▶ ENTRIES SUPPLIED:
****

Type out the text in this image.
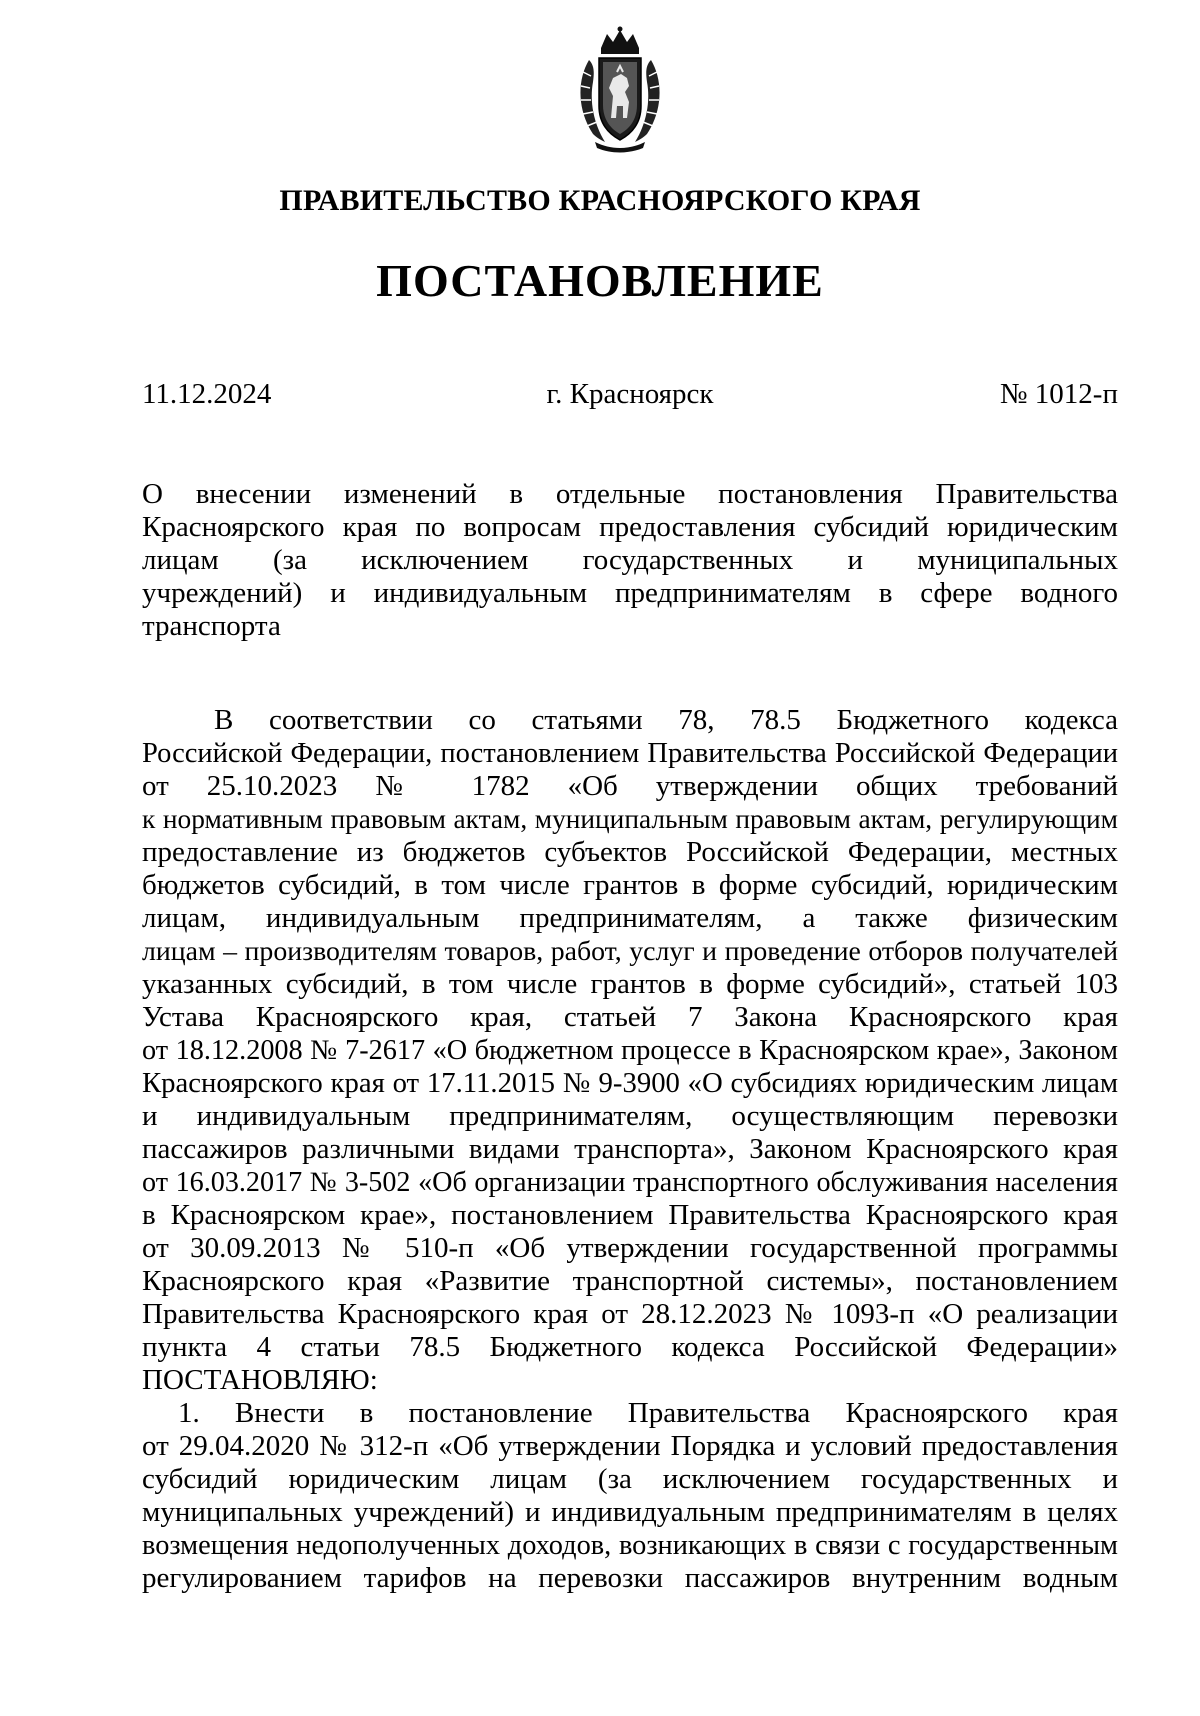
ПРАВИТЕЛЬСТВО КРАСНОЯРСКОГО КРАЯ
ПОСТАНОВЛЕНИЕ
11.12.2024	г. Красноярск	№ 1012-п
О внесении изменений в отдельные постановления Правительства
Красноярского края по вопросам предоставления субсидий юридическим
лицам (за исключением государственных и муниципальных
учреждений) и индивидуальным предпринимателям в сфере водного
транспорта
В соответствии со статьями 78, 78.5 Бюджетного кодекса
Российской Федерации, постановлением Правительства Российской Федерации
от 25.10.2023 № 1782 «Об утверждении общих требований
к нормативным правовым актам, муниципальным правовым актам, регулирующим
предоставление из бюджетов субъектов Российской Федерации, местных
бюджетов субсидий, в том числе грантов в форме субсидий, юридическим
лицам, индивидуальным предпринимателям, а также физическим
лицам – производителям товаров, работ, услуг и проведение отборов получателей
указанных субсидий, в том числе грантов в форме субсидий», статьей 103
Устава Красноярского края, статьей 7 Закона Красноярского края
от 18.12.2008 № 7-2617 «О бюджетном процессе в Красноярском крае», Законом
Красноярского края от 17.11.2015 № 9-3900 «О субсидиях юридическим лицам
и индивидуальным предпринимателям, осуществляющим перевозки
пассажиров различными видами транспорта», Законом Красноярского края
от 16.03.2017 № 3-502 «Об организации транспортного обслуживания населения
в Красноярском крае», постановлением Правительства Красноярского края
от 30.09.2013 № 510-п «Об утверждении государственной программы
Красноярского края «Развитие транспортной системы», постановлением
Правительства Красноярского края от 28.12.2023 № 1093-п «О реализации
пункта 4 статьи 78.5 Бюджетного кодекса Российской Федерации»
ПОСТАНОВЛЯЮ:
1. Внести в постановление Правительства Красноярского края
от 29.04.2020 № 312-п «Об утверждении Порядка и условий предоставления
субсидий юридическим лицам (за исключением государственных и
муниципальных учреждений) и индивидуальным предпринимателям в целях
возмещения недополученных доходов, возникающих в связи с государственным
регулированием тарифов на перевозки пассажиров внутренним водным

****

▶ WHAT YOU HAVE TO DO: Make an exact copy of all entries above, dropping the images.

▶ SOLUTION TO THIS TASK:
Type out the text in this image.
ПРАВИТЕЛЬСТВО КРАСНОЯРСКОГО КРАЯ
ПОСТАНОВЛЕНИЕ
11.12.2024	г. Красноярск	№ 1012-п
О внесении изменений в отдельные постановления Правительства
Красноярского края по вопросам предоставления субсидий юридическим
лицам (за исключением государственных и муниципальных
учреждений) и индивидуальным предпринимателям в сфере водного
транспорта
В соответствии со статьями 78, 78.5 Бюджетного кодекса
Российской Федерации, постановлением Правительства Российской Федерации
от 25.10.2023 № 1782 «Об утверждении общих требований
к нормативным правовым актам, муниципальным правовым актам, регулирующим
предоставление из бюджетов субъектов Российской Федерации, местных
бюджетов субсидий, в том числе грантов в форме субсидий, юридическим
лицам, индивидуальным предпринимателям, а также физическим
лицам – производителям товаров, работ, услуг и проведение отборов получателей
указанных субсидий, в том числе грантов в форме субсидий», статьей 103
Устава Красноярского края, статьей 7 Закона Красноярского края
от 18.12.2008 № 7-2617 «О бюджетном процессе в Красноярском крае», Законом
Красноярского края от 17.11.2015 № 9-3900 «О субсидиях юридическим лицам
и индивидуальным предпринимателям, осуществляющим перевозки
пассажиров различными видами транспорта», Законом Красноярского края
от 16.03.2017 № 3-502 «Об организации транспортного обслуживания населения
в Красноярском крае», постановлением Правительства Красноярского края
от 30.09.2013 № 510-п «Об утверждении государственной программы
Красноярского края «Развитие транспортной системы», постановлением
Правительства Красноярского края от 28.12.2023 № 1093-п «О реализации
пункта 4 статьи 78.5 Бюджетного кодекса Российской Федерации»
ПОСТАНОВЛЯЮ:
1. Внести в постановление Правительства Красноярского края
от 29.04.2020 № 312-п «Об утверждении Порядка и условий предоставления
субсидий юридическим лицам (за исключением государственных и
муниципальных учреждений) и индивидуальным предпринимателям в целях
возмещения недополученных доходов, возникающих в связи с государственным
регулированием тарифов на перевозки пассажиров внутренним водным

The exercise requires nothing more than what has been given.